Work to do >>
Quote all of the data below exactly, please.

Record excerpts >>

------------------------------------------------------------------------

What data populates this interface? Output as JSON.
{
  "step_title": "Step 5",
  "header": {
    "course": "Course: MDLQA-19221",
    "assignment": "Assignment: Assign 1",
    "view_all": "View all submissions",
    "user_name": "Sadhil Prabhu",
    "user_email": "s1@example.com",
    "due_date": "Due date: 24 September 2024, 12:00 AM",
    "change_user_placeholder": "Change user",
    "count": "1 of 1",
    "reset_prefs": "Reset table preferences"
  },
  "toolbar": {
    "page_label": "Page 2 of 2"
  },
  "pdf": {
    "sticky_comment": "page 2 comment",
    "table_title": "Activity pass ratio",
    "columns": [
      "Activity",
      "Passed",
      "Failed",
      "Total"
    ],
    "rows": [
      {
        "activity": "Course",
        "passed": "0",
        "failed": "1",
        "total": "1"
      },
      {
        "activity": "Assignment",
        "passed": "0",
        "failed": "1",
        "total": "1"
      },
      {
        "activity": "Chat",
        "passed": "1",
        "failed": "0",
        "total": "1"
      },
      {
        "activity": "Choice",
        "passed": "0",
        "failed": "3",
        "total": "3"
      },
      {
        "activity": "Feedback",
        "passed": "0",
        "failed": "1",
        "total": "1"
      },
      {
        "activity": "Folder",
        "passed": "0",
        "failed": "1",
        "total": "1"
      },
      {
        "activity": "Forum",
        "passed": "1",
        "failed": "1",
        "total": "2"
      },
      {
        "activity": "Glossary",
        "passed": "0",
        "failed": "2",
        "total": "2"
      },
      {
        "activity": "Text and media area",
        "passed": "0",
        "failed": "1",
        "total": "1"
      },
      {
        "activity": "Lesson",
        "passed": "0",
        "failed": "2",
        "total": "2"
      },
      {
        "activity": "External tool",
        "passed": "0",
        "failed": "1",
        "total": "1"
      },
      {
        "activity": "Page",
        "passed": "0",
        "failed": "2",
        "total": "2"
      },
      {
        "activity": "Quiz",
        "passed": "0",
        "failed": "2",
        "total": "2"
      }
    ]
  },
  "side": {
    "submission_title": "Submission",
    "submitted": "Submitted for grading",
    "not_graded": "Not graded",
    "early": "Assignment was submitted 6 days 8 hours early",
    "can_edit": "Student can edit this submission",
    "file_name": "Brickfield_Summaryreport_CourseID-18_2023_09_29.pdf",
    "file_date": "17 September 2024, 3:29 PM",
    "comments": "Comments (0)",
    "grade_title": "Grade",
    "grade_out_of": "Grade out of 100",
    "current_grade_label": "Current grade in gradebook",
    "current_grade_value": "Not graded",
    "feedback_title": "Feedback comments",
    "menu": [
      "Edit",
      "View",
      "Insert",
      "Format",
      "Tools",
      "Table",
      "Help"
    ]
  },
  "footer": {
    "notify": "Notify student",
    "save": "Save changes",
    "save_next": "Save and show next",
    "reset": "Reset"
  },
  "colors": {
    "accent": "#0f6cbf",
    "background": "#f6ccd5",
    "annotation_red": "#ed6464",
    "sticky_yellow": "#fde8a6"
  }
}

------------------------------------------------------------------------

Task answer >>
What data populates this interface? Output as JSON.
{
  "step_title": "Step 5",
  "header": {
    "course": "Course: MDLQA-19221",
    "assignment": "Assignment: Assign 1",
    "view_all": "View all submissions",
    "user_name": "Sadhil Prabhu",
    "user_email": "s1@example.com",
    "due_date": "Due date: 24 September 2024, 12:00 AM",
    "change_user_placeholder": "Change user",
    "count": "1 of 1",
    "reset_prefs": "Reset table preferences"
  },
  "toolbar": {
    "page_label": "Page 2 of 2"
  },
  "pdf": {
    "sticky_comment": "page 2 comment",
    "table_title": "Activity pass ratio",
    "columns": [
      "Activity",
      "Passed",
      "Failed",
      "Total"
    ],
    "rows": [
      {
        "activity": "Course",
        "passed": "0",
        "failed": "1",
        "total": "1"
      },
      {
        "activity": "Assignment",
        "passed": "0",
        "failed": "1",
        "total": "1"
      },
      {
        "activity": "Chat",
        "passed": "1",
        "failed": "0",
        "total": "1"
      },
      {
        "activity": "Choice",
        "passed": "0",
        "failed": "3",
        "total": "3"
      },
      {
        "activity": "Feedback",
        "passed": "0",
        "failed": "1",
        "total": "1"
      },
      {
        "activity": "Folder",
        "passed": "0",
        "failed": "1",
        "total": "1"
      },
      {
        "activity": "Forum",
        "passed": "1",
        "failed": "1",
        "total": "2"
      },
      {
        "activity": "Glossary",
        "passed": "0",
        "failed": "2",
        "total": "2"
      },
      {
        "activity": "Text and media area",
        "passed": "0",
        "failed": "1",
        "total": "1"
      },
      {
        "activity": "Lesson",
        "passed": "0",
        "failed": "2",
        "total": "2"
      },
      {
        "activity": "External tool",
        "passed": "0",
        "failed": "1",
        "total": "1"
      },
      {
        "activity": "Page",
        "passed": "0",
        "failed": "2",
        "total": "2"
      },
      {
        "activity": "Quiz",
        "passed": "0",
        "failed": "2",
        "total": "2"
      }
    ]
  },
  "side": {
    "submission_title": "Submission",
    "submitted": "Submitted for grading",
    "not_graded": "Not graded",
    "early": "Assignment was submitted 6 days 8 hours early",
    "can_edit": "Student can edit this submission",
    "file_name": "Brickfield_Summaryreport_CourseID-18_2023_09_29.pdf",
    "file_date": "17 September 2024, 3:29 PM",
    "comments": "Comments (0)",
    "grade_title": "Grade",
    "grade_out_of": "Grade out of 100",
    "current_grade_label": "Current grade in gradebook",
    "current_grade_value": "Not graded",
    "feedback_title": "Feedback comments",
    "menu": [
      "Edit",
      "View",
      "Insert",
      "Format",
      "Tools",
      "Table",
      "Help"
    ]
  },
  "footer": {
    "notify": "Notify student",
    "save": "Save changes",
    "save_next": "Save and show next",
    "reset": "Reset"
  },
  "colors": {
    "accent": "#0f6cbf",
    "background": "#f6ccd5",
    "annotation_red": "#ed6464",
    "sticky_yellow": "#fde8a6"
  }
}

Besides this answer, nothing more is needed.